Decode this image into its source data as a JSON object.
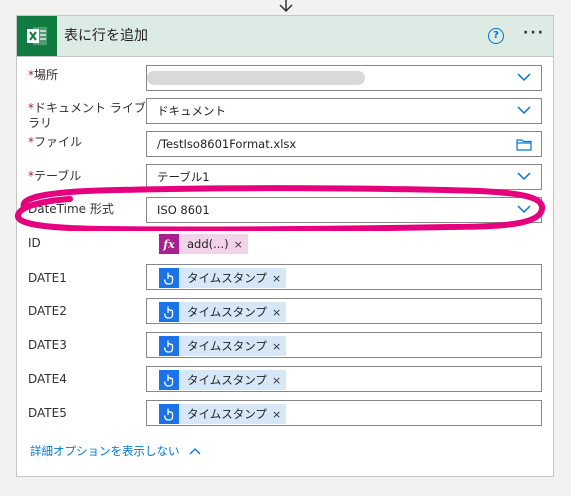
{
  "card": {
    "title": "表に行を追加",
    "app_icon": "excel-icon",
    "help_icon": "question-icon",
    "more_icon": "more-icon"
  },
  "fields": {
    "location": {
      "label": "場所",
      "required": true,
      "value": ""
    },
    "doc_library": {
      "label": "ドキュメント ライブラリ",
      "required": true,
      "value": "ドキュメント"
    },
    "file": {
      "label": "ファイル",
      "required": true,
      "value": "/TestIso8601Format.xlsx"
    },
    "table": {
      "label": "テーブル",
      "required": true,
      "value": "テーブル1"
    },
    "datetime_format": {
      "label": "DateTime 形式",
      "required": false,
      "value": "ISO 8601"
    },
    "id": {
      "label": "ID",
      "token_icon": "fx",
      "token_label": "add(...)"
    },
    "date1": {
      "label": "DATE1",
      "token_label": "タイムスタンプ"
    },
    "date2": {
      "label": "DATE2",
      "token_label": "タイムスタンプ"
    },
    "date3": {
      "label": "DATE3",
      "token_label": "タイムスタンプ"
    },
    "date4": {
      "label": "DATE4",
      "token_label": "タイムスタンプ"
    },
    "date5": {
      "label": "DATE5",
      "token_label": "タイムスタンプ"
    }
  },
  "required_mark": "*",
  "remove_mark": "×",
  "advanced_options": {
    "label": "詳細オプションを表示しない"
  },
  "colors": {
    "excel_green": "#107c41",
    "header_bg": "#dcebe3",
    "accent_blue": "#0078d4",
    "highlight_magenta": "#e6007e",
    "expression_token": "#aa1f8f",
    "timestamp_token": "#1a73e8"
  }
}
....
Give the data again exactly as written, with all pictures left out.

Decode this image into its source data as a JSON object.
{
  "card": {
    "title": "表に行を追加",
    "app_icon": "excel-icon",
    "help_icon": "question-icon",
    "more_icon": "more-icon"
  },
  "fields": {
    "location": {
      "label": "場所",
      "required": true,
      "value": ""
    },
    "doc_library": {
      "label": "ドキュメント ライブラリ",
      "required": true,
      "value": "ドキュメント"
    },
    "file": {
      "label": "ファイル",
      "required": true,
      "value": "/TestIso8601Format.xlsx"
    },
    "table": {
      "label": "テーブル",
      "required": true,
      "value": "テーブル1"
    },
    "datetime_format": {
      "label": "DateTime 形式",
      "required": false,
      "value": "ISO 8601"
    },
    "id": {
      "label": "ID",
      "token_icon": "fx",
      "token_label": "add(...)"
    },
    "date1": {
      "label": "DATE1",
      "token_label": "タイムスタンプ"
    },
    "date2": {
      "label": "DATE2",
      "token_label": "タイムスタンプ"
    },
    "date3": {
      "label": "DATE3",
      "token_label": "タイムスタンプ"
    },
    "date4": {
      "label": "DATE4",
      "token_label": "タイムスタンプ"
    },
    "date5": {
      "label": "DATE5",
      "token_label": "タイムスタンプ"
    }
  },
  "required_mark": "*",
  "remove_mark": "×",
  "advanced_options": {
    "label": "詳細オプションを表示しない"
  },
  "colors": {
    "excel_green": "#107c41",
    "header_bg": "#dcebe3",
    "accent_blue": "#0078d4",
    "highlight_magenta": "#e6007e",
    "expression_token": "#aa1f8f",
    "timestamp_token": "#1a73e8"
  }
}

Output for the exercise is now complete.